Task:
Find each line in the records below that contains the string "column", and copy those lines.

-- Start of Data to use --

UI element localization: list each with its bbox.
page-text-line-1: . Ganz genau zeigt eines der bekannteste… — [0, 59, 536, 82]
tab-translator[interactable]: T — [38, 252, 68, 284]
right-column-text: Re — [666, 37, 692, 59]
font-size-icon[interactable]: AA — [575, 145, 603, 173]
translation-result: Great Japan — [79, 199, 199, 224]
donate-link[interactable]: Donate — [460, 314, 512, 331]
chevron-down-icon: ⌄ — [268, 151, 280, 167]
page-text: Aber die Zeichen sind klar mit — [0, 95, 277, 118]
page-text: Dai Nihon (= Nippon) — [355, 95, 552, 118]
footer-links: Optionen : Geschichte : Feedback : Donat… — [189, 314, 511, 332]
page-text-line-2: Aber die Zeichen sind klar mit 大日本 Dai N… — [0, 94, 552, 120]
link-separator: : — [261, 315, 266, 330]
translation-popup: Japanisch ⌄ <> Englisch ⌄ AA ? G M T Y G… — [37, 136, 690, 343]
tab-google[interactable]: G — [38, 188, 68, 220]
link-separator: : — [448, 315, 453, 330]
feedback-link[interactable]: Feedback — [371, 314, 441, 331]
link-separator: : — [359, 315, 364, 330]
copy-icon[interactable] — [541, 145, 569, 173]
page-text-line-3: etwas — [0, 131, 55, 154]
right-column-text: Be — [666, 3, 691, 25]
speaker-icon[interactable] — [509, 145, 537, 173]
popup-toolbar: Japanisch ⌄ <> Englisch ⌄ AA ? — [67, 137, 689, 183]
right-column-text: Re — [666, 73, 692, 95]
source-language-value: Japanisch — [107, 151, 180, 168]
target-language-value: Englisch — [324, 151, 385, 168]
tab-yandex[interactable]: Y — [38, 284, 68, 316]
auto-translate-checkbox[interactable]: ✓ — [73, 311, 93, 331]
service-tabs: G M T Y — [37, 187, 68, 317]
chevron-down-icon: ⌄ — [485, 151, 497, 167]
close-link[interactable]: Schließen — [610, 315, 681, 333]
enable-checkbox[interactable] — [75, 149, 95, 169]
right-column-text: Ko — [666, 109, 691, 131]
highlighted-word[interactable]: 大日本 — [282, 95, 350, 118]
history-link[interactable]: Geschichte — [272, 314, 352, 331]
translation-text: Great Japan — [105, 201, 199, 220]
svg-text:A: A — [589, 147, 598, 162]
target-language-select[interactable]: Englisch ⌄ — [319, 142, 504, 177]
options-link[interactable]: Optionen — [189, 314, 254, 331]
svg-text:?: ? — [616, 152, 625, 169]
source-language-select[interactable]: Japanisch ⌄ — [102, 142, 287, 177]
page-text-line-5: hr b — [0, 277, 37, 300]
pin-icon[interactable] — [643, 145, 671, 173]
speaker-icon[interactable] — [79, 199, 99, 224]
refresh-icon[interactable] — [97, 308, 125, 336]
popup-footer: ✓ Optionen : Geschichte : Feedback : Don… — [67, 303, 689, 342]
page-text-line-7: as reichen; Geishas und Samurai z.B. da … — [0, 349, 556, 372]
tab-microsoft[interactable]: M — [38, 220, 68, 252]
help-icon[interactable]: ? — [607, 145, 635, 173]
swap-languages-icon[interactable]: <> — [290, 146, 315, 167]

-- End of Data to use --

Expected output:
right-column-text: Re — [666, 37, 692, 59]
right-column-text: Be — [666, 3, 691, 25]
right-column-text: Re — [666, 73, 692, 95]
right-column-text: Ko — [666, 109, 691, 131]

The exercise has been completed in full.